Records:
···
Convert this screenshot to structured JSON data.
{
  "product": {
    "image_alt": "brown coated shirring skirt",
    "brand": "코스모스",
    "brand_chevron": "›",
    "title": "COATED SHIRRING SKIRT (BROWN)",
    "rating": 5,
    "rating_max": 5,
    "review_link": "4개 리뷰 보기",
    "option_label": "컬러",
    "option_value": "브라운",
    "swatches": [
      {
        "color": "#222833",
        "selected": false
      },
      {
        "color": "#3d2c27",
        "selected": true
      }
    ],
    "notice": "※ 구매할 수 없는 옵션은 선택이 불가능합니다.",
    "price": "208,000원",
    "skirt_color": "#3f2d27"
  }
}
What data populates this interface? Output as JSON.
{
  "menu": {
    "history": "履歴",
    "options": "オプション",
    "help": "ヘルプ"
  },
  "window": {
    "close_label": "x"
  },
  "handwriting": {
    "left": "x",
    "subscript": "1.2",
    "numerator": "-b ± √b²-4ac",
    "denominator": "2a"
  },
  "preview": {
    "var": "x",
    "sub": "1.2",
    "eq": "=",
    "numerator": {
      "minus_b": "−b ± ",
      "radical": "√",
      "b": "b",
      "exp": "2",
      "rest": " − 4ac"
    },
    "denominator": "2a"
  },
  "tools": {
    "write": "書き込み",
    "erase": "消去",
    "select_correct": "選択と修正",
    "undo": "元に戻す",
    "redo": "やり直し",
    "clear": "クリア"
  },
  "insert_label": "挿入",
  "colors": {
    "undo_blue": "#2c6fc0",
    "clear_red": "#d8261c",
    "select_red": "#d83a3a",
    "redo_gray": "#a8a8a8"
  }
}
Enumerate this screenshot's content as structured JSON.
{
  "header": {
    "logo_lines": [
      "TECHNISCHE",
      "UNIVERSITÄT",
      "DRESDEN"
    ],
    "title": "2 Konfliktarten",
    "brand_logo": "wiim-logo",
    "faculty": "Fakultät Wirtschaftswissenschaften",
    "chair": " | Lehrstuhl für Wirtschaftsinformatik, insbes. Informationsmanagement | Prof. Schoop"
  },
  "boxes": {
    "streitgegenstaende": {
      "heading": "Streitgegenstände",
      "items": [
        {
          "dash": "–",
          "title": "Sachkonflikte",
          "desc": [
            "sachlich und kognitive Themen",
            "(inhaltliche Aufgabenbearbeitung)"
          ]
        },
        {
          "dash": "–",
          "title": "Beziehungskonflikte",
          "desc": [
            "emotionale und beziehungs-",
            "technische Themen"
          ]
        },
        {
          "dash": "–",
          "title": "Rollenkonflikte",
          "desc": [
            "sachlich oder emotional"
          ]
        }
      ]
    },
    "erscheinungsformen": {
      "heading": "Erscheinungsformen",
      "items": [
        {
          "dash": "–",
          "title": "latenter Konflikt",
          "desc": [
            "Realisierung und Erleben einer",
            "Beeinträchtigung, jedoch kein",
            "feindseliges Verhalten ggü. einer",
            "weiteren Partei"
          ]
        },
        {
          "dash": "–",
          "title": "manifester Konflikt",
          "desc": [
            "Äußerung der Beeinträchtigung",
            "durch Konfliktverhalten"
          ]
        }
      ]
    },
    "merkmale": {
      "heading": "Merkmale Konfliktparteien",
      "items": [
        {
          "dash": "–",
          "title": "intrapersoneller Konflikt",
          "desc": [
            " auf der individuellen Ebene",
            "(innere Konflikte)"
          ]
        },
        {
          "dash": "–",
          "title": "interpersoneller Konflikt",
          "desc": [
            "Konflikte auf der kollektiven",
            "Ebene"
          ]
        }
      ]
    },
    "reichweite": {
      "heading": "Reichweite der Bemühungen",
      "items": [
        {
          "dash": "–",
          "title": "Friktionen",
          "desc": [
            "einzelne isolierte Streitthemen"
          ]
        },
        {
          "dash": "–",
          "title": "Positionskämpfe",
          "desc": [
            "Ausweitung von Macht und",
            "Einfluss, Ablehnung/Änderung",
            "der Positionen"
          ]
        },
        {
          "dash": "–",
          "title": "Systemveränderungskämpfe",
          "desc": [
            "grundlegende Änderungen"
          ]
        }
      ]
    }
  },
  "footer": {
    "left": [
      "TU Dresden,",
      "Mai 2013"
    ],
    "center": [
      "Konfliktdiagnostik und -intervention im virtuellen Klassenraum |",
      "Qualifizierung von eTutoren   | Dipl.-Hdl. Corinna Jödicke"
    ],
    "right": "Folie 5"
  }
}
···
### EXERCISE GOAL:
Copy each line above containing the string "structured".

### CORRECT RESULT:
Convert this screenshot to structured JSON data.
Enumerate this screenshot's content as structured JSON.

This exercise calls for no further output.